Your instructions — In the listing below, count the lines with "quàm" and report only the figure.

(Excerpt from a dataset)
-*-

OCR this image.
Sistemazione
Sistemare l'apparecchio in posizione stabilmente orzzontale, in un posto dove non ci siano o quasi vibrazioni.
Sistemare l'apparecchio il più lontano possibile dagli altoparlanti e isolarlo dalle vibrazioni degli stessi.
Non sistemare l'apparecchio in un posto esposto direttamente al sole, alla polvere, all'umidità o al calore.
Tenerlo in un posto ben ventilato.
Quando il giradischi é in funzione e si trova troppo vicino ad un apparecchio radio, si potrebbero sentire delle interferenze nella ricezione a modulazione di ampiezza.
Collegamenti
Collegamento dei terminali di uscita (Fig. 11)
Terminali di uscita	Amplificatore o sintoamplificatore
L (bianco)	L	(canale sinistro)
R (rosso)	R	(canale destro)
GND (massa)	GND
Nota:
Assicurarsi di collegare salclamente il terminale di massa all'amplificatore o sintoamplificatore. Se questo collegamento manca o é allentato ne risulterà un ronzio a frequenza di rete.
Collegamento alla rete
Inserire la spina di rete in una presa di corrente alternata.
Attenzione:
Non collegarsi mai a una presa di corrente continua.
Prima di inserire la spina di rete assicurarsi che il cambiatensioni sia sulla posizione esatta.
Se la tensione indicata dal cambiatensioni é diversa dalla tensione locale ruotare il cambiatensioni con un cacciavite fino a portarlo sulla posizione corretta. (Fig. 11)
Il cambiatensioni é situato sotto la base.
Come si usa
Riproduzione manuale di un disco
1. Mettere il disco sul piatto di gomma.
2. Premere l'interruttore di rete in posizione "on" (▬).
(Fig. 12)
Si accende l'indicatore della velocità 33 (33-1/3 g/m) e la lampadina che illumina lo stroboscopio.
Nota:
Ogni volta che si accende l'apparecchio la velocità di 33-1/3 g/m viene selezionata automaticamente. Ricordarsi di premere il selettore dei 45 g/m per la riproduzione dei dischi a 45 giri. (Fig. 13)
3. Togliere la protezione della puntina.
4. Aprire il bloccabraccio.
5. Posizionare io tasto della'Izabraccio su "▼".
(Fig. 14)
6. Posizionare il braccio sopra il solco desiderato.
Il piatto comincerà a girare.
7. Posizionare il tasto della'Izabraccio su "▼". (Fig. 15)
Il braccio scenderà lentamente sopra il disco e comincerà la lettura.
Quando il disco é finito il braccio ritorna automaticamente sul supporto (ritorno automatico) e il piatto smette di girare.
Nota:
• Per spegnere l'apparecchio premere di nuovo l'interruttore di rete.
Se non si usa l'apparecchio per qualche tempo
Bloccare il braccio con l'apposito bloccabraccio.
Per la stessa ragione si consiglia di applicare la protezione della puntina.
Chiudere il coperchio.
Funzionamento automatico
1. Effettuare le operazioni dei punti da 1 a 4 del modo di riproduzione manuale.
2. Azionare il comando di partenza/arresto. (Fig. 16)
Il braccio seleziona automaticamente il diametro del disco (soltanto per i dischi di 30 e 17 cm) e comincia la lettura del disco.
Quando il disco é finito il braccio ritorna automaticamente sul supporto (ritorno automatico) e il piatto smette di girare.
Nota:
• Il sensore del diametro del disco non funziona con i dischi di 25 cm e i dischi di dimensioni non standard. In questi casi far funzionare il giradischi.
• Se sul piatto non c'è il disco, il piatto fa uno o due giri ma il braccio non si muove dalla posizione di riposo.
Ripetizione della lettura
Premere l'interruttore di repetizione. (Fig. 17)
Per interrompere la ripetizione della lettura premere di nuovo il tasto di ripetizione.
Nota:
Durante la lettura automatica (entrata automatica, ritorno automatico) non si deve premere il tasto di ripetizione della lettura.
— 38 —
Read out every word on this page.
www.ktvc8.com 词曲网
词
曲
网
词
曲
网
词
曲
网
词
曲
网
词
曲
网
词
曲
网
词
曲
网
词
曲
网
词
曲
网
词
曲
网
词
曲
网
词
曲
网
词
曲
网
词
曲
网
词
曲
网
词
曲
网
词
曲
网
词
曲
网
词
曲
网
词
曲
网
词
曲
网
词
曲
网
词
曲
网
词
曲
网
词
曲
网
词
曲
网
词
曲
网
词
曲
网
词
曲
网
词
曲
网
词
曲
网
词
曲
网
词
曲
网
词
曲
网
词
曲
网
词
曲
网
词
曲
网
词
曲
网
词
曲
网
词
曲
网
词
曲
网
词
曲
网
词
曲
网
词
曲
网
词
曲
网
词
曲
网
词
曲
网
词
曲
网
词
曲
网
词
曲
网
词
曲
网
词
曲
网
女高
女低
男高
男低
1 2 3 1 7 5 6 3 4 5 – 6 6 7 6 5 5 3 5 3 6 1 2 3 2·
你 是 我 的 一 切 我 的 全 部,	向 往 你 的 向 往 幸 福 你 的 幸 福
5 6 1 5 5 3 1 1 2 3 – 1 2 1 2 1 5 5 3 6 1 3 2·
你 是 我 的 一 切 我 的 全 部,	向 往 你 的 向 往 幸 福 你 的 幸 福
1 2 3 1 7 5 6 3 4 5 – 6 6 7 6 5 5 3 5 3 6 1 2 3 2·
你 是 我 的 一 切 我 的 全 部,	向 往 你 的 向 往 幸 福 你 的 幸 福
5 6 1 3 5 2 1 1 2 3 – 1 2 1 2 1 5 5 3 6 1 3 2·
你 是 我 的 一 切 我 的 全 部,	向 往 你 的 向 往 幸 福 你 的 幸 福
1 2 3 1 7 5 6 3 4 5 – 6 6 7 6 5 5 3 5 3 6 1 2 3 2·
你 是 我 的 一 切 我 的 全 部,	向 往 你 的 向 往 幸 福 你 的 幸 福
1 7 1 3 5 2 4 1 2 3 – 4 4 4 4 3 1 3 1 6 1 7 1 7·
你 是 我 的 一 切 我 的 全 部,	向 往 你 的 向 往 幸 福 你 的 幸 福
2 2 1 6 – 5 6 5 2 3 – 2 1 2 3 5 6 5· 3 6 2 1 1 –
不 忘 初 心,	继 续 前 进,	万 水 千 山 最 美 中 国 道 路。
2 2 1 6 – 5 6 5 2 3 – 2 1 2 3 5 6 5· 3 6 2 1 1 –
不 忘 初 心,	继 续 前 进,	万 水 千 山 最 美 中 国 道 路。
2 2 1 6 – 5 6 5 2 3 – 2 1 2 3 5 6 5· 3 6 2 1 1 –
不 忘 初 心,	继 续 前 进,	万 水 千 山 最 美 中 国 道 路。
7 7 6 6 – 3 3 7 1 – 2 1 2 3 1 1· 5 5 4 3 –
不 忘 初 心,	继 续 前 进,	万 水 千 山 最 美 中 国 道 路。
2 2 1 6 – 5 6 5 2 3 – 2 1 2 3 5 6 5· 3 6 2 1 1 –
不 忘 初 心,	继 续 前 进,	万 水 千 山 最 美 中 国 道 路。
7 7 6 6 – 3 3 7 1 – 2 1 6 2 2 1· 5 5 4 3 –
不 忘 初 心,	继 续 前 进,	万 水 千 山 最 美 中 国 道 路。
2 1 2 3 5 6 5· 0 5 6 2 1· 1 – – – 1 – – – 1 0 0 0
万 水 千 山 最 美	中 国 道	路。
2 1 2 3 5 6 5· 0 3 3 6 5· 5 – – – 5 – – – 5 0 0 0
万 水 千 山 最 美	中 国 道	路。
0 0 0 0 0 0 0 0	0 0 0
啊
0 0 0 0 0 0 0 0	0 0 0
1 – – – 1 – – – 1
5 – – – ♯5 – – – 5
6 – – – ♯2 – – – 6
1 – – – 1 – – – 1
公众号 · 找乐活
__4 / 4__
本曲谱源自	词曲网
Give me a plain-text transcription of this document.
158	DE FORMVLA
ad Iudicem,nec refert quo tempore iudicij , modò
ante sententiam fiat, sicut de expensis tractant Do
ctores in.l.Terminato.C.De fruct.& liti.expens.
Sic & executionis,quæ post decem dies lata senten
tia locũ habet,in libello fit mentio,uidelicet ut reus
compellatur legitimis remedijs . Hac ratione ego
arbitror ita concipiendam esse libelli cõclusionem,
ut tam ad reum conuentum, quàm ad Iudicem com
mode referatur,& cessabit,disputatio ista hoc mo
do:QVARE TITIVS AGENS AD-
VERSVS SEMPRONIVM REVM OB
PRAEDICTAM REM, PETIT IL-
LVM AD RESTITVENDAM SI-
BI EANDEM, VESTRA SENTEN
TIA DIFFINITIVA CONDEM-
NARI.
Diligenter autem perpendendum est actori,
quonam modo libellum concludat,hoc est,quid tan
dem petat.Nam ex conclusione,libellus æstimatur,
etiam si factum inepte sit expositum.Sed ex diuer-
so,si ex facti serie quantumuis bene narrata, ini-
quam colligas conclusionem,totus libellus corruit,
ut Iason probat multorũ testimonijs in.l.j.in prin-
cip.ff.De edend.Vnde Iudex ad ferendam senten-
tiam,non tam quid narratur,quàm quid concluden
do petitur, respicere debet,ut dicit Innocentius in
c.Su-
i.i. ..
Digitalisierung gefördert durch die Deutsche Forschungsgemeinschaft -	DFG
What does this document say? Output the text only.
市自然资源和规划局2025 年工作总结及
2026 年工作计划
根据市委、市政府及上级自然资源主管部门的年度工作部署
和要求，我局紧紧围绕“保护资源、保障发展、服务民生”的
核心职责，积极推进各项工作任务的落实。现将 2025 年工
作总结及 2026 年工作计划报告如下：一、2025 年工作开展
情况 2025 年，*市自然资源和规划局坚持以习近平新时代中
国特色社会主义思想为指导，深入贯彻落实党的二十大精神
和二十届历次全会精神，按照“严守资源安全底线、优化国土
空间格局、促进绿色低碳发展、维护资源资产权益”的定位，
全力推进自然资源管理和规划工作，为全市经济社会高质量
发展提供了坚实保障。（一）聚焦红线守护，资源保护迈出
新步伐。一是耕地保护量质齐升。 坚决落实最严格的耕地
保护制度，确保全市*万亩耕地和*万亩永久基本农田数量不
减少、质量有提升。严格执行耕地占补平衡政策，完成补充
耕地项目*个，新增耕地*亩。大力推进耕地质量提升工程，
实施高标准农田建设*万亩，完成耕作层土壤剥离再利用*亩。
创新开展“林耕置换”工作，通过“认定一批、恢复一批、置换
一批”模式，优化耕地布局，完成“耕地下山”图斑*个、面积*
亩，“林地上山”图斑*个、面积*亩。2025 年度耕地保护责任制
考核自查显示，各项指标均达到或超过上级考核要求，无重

-*-

Expected answer — 2